TASK TO COMPLETE: Report how many lines hold the word "шлангов"; give nothing but the number.

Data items
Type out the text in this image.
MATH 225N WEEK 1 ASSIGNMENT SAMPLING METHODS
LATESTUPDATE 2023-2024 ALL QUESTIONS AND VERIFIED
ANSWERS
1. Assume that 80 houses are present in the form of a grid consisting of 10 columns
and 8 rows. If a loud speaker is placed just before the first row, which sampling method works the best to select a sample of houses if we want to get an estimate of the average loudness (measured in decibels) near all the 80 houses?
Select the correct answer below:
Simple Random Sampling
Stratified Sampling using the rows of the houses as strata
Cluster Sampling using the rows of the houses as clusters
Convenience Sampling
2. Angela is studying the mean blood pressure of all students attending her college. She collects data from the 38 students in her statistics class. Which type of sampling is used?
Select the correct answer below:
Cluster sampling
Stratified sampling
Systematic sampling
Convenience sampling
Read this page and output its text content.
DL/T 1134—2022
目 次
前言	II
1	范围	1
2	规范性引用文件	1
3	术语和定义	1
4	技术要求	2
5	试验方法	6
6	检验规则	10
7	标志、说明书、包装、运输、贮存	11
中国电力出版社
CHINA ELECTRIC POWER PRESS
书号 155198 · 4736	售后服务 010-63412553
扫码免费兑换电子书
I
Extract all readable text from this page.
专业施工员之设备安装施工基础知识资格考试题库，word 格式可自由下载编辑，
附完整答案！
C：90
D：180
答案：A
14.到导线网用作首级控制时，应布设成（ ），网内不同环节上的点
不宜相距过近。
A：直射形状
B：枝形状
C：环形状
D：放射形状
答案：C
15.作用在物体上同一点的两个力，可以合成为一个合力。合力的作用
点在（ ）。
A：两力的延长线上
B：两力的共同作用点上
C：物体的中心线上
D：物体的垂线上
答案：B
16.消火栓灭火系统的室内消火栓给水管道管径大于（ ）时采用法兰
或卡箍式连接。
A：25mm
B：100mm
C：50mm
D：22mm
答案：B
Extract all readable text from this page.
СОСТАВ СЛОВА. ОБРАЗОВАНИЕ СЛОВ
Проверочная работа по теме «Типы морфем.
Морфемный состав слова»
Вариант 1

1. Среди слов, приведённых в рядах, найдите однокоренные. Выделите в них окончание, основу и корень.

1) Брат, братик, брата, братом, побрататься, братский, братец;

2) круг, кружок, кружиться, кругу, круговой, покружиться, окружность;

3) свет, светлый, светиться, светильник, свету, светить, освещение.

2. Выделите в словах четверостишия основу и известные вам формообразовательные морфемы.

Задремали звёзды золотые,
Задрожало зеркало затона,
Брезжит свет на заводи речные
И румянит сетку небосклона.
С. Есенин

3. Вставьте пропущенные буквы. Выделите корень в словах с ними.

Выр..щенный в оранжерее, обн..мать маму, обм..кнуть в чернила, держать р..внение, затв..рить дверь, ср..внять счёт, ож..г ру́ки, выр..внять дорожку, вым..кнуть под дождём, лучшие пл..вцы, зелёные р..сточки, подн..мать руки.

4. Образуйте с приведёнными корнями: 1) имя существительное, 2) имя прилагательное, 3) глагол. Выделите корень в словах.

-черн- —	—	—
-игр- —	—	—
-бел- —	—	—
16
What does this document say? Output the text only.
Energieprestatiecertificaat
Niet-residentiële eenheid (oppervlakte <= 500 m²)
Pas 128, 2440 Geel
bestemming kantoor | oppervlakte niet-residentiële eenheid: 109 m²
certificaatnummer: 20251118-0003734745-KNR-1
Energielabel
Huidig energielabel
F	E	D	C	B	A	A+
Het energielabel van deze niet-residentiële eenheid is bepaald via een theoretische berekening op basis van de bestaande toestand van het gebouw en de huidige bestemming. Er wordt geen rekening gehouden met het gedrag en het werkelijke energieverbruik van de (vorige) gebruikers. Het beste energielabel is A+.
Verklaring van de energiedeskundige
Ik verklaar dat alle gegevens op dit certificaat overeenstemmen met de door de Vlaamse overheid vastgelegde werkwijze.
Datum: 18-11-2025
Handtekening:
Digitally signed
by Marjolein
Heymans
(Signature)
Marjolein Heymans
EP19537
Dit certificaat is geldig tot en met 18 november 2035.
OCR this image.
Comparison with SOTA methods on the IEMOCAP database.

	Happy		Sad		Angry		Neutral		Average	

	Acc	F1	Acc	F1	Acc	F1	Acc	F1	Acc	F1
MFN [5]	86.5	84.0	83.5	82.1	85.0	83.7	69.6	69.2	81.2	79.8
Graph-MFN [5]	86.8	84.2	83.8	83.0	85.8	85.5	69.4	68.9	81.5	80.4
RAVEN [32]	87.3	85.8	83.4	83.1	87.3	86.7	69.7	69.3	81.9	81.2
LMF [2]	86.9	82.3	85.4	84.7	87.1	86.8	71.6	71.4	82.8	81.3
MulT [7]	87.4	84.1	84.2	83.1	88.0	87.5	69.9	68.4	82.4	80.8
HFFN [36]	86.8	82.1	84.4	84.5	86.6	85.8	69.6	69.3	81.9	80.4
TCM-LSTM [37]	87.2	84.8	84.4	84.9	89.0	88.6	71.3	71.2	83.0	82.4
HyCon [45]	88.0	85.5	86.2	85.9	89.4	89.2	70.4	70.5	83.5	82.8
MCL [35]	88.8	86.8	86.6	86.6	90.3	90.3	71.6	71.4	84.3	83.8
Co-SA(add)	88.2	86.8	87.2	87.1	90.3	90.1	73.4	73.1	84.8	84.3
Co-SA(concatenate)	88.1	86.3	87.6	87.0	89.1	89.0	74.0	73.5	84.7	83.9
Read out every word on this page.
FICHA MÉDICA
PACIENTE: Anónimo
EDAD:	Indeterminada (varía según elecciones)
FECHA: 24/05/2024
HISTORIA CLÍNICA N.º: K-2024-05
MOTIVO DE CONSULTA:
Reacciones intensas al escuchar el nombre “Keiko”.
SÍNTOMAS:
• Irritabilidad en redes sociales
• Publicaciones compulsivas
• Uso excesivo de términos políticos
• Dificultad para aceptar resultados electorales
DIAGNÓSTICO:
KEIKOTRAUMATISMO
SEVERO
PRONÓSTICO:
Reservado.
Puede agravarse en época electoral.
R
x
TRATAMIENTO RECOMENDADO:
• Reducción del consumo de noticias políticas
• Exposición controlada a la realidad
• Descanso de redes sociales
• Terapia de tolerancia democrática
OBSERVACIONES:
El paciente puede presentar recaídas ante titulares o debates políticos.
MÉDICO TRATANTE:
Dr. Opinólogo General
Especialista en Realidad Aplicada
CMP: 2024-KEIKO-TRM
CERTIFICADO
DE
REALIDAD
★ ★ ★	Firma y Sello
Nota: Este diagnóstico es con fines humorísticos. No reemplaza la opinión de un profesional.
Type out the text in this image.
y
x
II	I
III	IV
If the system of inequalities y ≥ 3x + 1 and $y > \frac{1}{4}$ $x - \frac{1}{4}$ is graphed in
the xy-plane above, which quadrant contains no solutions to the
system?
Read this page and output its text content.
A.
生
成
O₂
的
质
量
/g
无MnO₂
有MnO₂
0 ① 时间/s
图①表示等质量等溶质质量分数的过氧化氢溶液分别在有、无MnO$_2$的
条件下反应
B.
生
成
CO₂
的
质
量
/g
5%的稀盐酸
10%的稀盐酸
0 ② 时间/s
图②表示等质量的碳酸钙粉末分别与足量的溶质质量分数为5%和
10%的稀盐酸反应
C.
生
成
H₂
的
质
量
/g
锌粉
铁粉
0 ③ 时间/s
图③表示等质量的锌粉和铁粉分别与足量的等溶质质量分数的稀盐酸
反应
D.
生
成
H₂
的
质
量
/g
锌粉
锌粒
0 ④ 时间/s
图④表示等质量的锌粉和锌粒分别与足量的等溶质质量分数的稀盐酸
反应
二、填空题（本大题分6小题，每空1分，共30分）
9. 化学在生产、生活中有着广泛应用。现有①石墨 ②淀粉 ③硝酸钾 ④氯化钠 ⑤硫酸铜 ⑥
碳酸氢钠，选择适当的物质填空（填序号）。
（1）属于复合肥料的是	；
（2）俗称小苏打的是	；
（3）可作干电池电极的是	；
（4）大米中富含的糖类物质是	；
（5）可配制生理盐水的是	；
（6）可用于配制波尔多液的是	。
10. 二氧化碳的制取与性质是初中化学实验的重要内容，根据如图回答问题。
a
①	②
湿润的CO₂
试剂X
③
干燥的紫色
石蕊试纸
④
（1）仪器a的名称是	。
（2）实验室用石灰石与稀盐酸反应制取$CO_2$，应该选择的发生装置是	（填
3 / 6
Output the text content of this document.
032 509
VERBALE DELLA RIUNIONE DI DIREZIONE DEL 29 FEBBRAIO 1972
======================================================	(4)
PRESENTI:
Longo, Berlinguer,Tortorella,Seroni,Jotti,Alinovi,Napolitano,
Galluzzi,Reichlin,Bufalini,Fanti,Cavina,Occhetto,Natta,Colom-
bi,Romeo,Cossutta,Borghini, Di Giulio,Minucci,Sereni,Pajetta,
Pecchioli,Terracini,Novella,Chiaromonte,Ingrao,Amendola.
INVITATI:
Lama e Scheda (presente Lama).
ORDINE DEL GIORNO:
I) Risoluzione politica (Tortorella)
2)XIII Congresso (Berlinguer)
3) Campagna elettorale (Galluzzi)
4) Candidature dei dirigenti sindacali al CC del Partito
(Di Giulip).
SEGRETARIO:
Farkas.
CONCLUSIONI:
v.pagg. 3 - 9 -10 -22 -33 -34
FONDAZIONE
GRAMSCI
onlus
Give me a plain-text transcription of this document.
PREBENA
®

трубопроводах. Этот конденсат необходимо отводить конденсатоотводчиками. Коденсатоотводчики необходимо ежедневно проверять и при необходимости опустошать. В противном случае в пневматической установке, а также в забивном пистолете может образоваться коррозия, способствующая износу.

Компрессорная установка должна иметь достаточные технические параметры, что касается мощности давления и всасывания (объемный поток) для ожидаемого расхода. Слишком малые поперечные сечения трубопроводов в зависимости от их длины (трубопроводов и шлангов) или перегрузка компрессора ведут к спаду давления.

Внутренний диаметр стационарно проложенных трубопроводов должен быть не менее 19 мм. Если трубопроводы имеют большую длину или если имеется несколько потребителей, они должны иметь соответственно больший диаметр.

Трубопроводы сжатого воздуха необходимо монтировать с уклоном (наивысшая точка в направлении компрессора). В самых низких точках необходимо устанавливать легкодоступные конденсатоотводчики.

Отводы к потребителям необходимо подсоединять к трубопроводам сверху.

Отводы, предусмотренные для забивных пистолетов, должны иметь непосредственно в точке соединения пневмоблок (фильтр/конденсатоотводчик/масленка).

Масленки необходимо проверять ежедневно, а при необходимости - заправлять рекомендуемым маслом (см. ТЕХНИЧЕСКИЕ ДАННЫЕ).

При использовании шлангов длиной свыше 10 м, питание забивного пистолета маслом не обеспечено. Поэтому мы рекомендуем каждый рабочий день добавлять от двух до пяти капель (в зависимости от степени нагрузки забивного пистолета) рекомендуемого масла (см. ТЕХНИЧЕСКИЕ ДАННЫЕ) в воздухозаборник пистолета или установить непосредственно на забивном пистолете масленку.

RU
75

COMPLETED TASK: 2